(Input data)
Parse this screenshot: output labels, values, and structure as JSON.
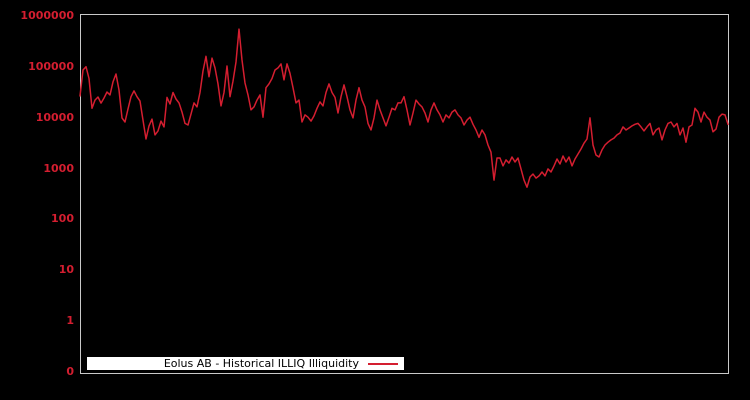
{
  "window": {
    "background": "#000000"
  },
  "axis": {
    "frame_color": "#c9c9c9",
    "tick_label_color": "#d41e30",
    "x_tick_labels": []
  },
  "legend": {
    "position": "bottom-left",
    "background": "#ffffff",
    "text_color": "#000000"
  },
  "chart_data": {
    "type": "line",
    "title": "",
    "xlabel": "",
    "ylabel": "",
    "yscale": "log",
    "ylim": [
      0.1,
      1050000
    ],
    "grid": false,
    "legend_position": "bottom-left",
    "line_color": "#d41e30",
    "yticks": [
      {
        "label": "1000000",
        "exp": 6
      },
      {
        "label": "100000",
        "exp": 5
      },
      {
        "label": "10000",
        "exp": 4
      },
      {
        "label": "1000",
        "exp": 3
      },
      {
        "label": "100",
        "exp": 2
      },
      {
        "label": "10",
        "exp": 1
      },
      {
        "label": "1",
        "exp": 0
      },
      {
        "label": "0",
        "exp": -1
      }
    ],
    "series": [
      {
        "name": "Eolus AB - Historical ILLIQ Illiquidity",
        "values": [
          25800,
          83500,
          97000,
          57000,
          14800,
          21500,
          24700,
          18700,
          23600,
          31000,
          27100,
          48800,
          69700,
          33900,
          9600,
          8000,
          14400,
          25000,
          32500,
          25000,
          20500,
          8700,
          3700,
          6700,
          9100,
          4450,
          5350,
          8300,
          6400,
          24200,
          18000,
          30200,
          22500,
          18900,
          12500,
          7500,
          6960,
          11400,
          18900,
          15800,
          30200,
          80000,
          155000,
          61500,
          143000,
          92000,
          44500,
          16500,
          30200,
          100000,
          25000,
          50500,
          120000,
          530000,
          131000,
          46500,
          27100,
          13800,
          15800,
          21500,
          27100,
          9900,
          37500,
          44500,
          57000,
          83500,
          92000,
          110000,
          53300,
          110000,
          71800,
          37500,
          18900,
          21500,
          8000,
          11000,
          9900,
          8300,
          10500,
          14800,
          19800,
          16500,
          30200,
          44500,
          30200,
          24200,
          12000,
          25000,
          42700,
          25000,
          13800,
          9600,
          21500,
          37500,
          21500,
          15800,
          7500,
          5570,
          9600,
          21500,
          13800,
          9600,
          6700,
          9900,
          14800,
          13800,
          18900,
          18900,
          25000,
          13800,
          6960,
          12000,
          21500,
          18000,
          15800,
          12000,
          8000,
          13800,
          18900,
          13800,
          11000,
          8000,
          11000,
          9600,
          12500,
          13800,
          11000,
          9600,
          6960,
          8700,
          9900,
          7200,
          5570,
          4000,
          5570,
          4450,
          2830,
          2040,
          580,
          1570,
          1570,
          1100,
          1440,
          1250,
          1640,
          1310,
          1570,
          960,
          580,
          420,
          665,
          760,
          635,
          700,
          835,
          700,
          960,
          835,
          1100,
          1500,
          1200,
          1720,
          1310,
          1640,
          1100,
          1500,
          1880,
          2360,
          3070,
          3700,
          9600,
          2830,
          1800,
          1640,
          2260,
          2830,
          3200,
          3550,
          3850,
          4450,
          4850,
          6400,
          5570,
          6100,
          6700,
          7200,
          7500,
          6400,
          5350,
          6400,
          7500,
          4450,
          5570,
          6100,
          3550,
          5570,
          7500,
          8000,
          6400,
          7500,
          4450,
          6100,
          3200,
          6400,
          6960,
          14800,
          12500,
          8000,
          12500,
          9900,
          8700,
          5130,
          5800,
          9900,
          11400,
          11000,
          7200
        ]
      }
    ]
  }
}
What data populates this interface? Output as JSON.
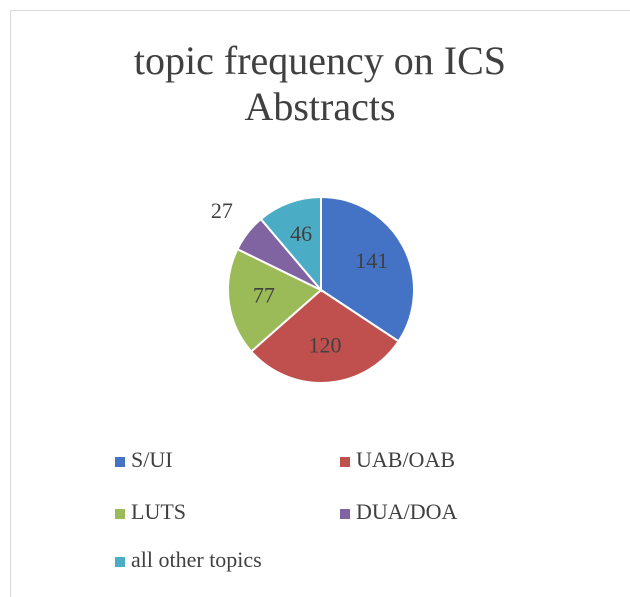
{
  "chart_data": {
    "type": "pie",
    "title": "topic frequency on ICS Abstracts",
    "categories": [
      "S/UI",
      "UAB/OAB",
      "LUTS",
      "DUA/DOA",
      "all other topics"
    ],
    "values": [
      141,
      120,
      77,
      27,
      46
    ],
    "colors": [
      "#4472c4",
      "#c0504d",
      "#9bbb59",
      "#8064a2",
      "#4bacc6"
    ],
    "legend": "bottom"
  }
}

(Your instructions)
Skip the pictures and retype exactly the lines from the one that contains "What data populates" to the last line of the records.

(Exercise output)
What data populates this interface? Output as JSON.
{
  "chart_data": {
    "type": "pie",
    "title": "topic frequency on ICS Abstracts",
    "categories": [
      "S/UI",
      "UAB/OAB",
      "LUTS",
      "DUA/DOA",
      "all other topics"
    ],
    "values": [
      141,
      120,
      77,
      27,
      46
    ],
    "colors": [
      "#4472c4",
      "#c0504d",
      "#9bbb59",
      "#8064a2",
      "#4bacc6"
    ],
    "legend": "bottom"
  }
}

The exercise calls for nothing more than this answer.